# [Goal]
Copy out all lines where "MAGENDA" appears.

Entries taken from a collection:
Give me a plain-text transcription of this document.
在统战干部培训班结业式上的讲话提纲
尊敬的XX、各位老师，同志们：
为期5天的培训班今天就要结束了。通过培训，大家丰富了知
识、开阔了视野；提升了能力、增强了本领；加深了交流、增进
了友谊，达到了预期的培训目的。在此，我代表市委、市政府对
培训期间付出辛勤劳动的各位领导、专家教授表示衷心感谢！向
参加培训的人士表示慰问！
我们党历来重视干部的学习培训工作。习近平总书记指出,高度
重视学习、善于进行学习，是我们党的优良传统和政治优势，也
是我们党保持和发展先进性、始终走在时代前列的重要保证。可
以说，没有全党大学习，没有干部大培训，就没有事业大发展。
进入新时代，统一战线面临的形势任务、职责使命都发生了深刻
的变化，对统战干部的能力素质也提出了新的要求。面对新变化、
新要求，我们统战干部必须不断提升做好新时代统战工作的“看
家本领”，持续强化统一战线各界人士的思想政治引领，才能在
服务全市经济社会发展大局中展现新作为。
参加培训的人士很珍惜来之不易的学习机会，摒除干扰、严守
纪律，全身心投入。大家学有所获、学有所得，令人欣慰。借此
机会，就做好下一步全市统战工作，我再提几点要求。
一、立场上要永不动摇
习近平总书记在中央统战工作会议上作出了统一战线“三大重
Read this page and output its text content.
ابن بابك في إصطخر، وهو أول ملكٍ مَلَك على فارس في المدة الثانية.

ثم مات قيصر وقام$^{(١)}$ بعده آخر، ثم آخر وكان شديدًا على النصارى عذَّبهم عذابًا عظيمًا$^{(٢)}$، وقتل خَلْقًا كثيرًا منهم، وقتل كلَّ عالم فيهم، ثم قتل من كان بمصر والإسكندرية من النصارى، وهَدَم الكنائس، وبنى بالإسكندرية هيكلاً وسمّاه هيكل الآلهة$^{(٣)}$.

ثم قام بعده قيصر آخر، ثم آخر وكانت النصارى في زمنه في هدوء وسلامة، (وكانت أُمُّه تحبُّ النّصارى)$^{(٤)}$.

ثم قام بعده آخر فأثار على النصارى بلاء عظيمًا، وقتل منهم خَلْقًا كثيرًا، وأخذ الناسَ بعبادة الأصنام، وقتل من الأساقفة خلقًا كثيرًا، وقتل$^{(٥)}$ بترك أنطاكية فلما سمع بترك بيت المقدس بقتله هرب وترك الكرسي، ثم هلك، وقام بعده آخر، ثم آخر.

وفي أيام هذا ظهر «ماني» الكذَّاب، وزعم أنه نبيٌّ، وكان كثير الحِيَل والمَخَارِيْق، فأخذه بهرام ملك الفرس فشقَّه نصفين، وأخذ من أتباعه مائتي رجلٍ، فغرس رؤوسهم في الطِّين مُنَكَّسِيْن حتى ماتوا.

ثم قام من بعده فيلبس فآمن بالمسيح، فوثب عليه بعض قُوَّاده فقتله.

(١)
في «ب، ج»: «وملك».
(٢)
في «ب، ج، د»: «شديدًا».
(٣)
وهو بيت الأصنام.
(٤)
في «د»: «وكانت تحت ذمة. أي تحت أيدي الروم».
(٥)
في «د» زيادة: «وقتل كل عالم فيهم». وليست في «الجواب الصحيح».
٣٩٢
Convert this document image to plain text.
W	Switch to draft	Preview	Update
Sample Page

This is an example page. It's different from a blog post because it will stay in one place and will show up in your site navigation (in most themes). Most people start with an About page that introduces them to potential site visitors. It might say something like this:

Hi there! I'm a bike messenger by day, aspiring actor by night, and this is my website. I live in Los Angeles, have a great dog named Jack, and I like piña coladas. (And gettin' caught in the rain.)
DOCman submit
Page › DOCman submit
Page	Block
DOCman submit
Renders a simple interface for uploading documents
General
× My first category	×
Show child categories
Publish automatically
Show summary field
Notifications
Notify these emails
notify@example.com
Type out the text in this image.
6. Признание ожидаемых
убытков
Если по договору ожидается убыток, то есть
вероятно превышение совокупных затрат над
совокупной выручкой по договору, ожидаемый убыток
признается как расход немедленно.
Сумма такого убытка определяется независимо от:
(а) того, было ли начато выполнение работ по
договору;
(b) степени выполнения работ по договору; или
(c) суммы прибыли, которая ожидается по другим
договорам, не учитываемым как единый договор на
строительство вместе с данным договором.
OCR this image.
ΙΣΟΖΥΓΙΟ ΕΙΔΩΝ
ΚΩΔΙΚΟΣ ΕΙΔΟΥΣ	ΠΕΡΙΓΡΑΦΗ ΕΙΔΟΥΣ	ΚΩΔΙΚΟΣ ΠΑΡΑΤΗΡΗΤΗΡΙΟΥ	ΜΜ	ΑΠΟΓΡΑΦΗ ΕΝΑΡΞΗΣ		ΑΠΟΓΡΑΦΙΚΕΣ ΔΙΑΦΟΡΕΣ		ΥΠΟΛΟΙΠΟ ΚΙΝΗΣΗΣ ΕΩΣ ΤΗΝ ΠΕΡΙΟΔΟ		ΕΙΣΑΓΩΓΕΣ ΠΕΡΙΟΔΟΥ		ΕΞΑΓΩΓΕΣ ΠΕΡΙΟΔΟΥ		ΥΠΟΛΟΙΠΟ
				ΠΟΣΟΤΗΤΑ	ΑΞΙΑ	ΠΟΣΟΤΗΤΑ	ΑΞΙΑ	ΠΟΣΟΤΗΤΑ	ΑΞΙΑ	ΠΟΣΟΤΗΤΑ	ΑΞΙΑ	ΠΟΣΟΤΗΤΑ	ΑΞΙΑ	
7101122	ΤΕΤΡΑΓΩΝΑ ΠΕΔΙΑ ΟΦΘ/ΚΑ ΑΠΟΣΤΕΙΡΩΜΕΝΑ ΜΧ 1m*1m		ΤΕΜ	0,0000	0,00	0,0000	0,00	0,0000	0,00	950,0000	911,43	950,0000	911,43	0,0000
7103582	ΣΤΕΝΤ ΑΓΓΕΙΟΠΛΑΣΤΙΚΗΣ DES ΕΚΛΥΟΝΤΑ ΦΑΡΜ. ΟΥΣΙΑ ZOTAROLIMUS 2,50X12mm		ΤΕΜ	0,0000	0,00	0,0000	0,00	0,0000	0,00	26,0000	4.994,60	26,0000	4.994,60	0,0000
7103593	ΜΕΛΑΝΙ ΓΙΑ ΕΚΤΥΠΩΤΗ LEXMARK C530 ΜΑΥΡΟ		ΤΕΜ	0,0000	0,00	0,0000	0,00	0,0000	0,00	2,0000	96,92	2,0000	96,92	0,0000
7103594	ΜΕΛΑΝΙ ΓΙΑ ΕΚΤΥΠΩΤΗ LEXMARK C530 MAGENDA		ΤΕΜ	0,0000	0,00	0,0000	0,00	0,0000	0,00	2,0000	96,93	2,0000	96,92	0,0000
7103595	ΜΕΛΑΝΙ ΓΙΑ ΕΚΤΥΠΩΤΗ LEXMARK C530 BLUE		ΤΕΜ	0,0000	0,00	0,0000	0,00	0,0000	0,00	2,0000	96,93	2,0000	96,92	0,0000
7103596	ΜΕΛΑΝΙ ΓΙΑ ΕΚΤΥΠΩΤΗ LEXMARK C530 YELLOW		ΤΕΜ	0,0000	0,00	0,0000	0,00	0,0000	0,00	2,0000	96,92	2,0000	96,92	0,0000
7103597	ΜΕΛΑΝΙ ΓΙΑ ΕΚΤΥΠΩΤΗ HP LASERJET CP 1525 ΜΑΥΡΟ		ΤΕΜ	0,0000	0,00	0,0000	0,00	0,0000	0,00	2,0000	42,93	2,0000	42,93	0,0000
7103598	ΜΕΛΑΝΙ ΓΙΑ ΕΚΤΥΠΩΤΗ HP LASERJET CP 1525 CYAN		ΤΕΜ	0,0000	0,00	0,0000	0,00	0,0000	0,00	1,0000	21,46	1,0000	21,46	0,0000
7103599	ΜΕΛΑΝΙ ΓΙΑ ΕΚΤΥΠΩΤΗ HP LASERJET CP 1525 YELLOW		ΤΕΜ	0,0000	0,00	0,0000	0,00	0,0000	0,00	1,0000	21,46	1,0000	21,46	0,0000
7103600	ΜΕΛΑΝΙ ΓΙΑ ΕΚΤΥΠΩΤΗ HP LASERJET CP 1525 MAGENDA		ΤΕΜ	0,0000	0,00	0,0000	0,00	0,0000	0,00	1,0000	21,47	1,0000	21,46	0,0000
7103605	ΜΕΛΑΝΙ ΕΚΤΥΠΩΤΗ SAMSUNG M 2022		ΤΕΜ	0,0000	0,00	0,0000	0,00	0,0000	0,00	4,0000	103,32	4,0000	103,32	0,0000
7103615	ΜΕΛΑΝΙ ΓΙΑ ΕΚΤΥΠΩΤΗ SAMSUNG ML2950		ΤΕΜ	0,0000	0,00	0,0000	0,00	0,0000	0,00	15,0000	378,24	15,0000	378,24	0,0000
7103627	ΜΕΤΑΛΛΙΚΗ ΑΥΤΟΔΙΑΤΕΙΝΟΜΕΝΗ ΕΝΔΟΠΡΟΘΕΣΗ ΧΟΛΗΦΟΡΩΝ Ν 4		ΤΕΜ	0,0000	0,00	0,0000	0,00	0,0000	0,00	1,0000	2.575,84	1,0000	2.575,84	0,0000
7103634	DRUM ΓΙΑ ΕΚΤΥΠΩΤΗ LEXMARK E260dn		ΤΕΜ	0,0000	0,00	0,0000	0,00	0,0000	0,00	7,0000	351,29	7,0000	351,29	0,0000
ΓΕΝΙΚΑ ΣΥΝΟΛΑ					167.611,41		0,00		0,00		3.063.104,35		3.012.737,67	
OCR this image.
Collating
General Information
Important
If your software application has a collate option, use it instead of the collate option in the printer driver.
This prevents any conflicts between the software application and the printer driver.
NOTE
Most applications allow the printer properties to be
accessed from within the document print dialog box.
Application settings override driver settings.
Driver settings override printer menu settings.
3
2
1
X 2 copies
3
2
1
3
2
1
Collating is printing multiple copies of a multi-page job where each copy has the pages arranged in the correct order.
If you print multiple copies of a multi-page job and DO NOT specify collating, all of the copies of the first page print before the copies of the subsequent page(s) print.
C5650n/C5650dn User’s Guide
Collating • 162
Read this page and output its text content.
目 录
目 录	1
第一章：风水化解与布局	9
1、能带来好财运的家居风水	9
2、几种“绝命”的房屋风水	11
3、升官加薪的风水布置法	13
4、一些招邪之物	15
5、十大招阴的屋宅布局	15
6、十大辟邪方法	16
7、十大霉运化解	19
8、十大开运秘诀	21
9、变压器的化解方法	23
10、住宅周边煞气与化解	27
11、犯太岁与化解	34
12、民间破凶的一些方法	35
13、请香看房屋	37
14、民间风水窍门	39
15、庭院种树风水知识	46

# [Written response]
7103594	ΜΕΛΑΝΙ ΓΙΑ ΕΚΤΥΠΩΤΗ LEXMARK C530 MAGENDA		ΤΕΜ	0,0000	0,00	0,0000	0,00	0,0000	0,00	2,0000	96,93	2,0000	96,92	0,0000
7103600	ΜΕΛΑΝΙ ΓΙΑ ΕΚΤΥΠΩΤΗ HP LASERJET CP 1525 MAGENDA		ΤΕΜ	0,0000	0,00	0,0000	0,00	0,0000	0,00	1,0000	21,47	1,0000	21,46	0,0000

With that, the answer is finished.